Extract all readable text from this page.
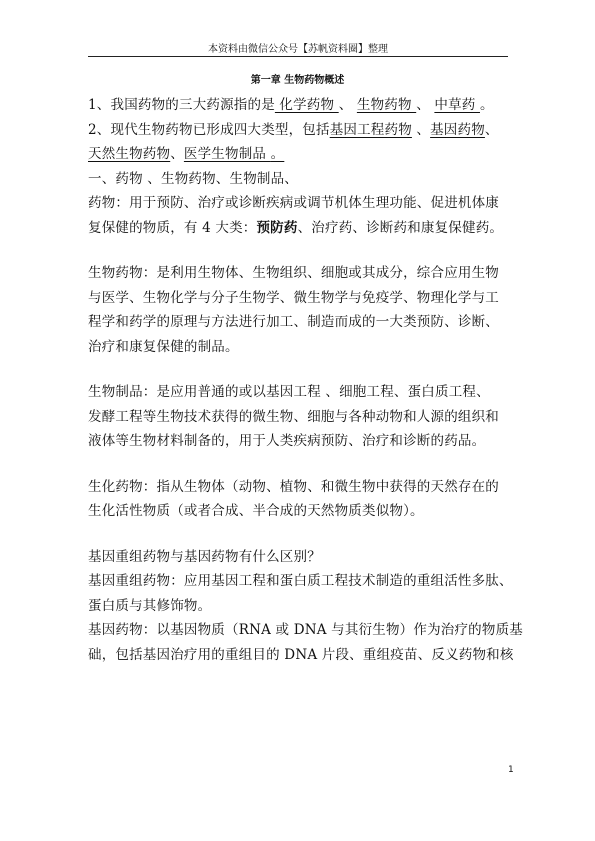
本资料由微信公众号【苏帆资料圈】整理
第一章 生物药物概述
1、我国药物的三大药源指的是 化学药物 、 生物药物 、 中草药 。
2、现代生物药物已形成四大类型，包括基因工程药物 、基因药物、
天然生物药物、医学生物制品 。
一、药物 、生物药物、生物制品、
药物：用于预防、治疗或诊断疾病或调节机体生理功能、促进机体康
复保健的物质，有 4 大类：预防药、治疗药、诊断药和康复保健药。
生物药物：是利用生物体、生物组织、细胞或其成分，综合应用生物
与医学、生物化学与分子生物学、微生物学与免疫学、物理化学与工
程学和药学的原理与方法进行加工、制造而成的一大类预防、诊断、
治疗和康复保健的制品。
生物制品：是应用普通的或以基因工程 、细胞工程、蛋白质工程、
发酵工程等生物技术获得的微生物、细胞与各种动物和人源的组织和
液体等生物材料制备的，用于人类疾病预防、治疗和诊断的药品。
生化药物：指从生物体（动物、植物、和微生物中获得的天然存在的
生化活性物质（或者合成、半合成的天然物质类似物）。
基因重组药物与基因药物有什么区别？
基因重组药物：应用基因工程和蛋白质工程技术制造的重组活性多肽、
蛋白质与其修饰物。
基因药物：以基因物质（RNA 或 DNA 与其衍生物）作为治疗的物质基
础，包括基因治疗用的重组目的 DNA 片段、重组疫苗、反义药物和核
1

= The task =
Without the pictures, write out the whole listing above exactly as it appears.

= Exercise response =
Extract all readable text from this page.
本资料由微信公众号【苏帆资料圈】整理
第一章 生物药物概述
1、我国药物的三大药源指的是 化学药物 、 生物药物 、 中草药 。
2、现代生物药物已形成四大类型，包括基因工程药物 、基因药物、
天然生物药物、医学生物制品 。
一、药物 、生物药物、生物制品、
药物：用于预防、治疗或诊断疾病或调节机体生理功能、促进机体康
复保健的物质，有 4 大类：预防药、治疗药、诊断药和康复保健药。
生物药物：是利用生物体、生物组织、细胞或其成分，综合应用生物
与医学、生物化学与分子生物学、微生物学与免疫学、物理化学与工
程学和药学的原理与方法进行加工、制造而成的一大类预防、诊断、
治疗和康复保健的制品。
生物制品：是应用普通的或以基因工程 、细胞工程、蛋白质工程、
发酵工程等生物技术获得的微生物、细胞与各种动物和人源的组织和
液体等生物材料制备的，用于人类疾病预防、治疗和诊断的药品。
生化药物：指从生物体（动物、植物、和微生物中获得的天然存在的
生化活性物质（或者合成、半合成的天然物质类似物）。
基因重组药物与基因药物有什么区别？
基因重组药物：应用基因工程和蛋白质工程技术制造的重组活性多肽、
蛋白质与其修饰物。
基因药物：以基因物质（RNA 或 DNA 与其衍生物）作为治疗的物质基
础，包括基因治疗用的重组目的 DNA 片段、重组疫苗、反义药物和核
1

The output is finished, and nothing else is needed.